Source data
· · · · · · ·

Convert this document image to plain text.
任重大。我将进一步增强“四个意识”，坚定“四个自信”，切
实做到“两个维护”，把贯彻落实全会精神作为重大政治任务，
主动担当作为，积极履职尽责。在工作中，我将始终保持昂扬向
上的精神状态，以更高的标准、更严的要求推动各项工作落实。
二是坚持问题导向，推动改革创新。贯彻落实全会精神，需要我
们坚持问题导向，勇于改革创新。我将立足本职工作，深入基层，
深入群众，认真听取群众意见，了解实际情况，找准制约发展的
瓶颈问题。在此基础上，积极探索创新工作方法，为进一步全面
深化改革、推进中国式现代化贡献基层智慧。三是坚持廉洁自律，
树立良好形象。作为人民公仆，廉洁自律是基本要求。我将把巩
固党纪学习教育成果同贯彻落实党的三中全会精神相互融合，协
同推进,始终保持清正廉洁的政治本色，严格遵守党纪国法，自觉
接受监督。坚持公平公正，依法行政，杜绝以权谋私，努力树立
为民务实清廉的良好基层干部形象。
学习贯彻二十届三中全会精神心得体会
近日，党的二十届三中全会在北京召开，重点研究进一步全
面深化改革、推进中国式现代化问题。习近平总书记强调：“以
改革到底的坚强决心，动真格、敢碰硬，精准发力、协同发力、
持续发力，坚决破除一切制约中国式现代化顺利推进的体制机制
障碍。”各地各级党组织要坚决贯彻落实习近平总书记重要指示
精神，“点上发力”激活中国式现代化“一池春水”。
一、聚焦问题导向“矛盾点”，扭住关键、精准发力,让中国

· · · · · · ·

- **To be done**
Every entry must be retyped in full, exactly as given.

- **Task answer**
Convert this document image to plain text.
任重大。我将进一步增强“四个意识”，坚定“四个自信”，切
实做到“两个维护”，把贯彻落实全会精神作为重大政治任务，
主动担当作为，积极履职尽责。在工作中，我将始终保持昂扬向
上的精神状态，以更高的标准、更严的要求推动各项工作落实。
二是坚持问题导向，推动改革创新。贯彻落实全会精神，需要我
们坚持问题导向，勇于改革创新。我将立足本职工作，深入基层，
深入群众，认真听取群众意见，了解实际情况，找准制约发展的
瓶颈问题。在此基础上，积极探索创新工作方法，为进一步全面
深化改革、推进中国式现代化贡献基层智慧。三是坚持廉洁自律，
树立良好形象。作为人民公仆，廉洁自律是基本要求。我将把巩
固党纪学习教育成果同贯彻落实党的三中全会精神相互融合，协
同推进,始终保持清正廉洁的政治本色，严格遵守党纪国法，自觉
接受监督。坚持公平公正，依法行政，杜绝以权谋私，努力树立
为民务实清廉的良好基层干部形象。
学习贯彻二十届三中全会精神心得体会
近日，党的二十届三中全会在北京召开，重点研究进一步全
面深化改革、推进中国式现代化问题。习近平总书记强调：“以
改革到底的坚强决心，动真格、敢碰硬，精准发力、协同发力、
持续发力，坚决破除一切制约中国式现代化顺利推进的体制机制
障碍。”各地各级党组织要坚决贯彻落实习近平总书记重要指示
精神，“点上发力”激活中国式现代化“一池春水”。
一、聚焦问题导向“矛盾点”，扭住关键、精准发力,让中国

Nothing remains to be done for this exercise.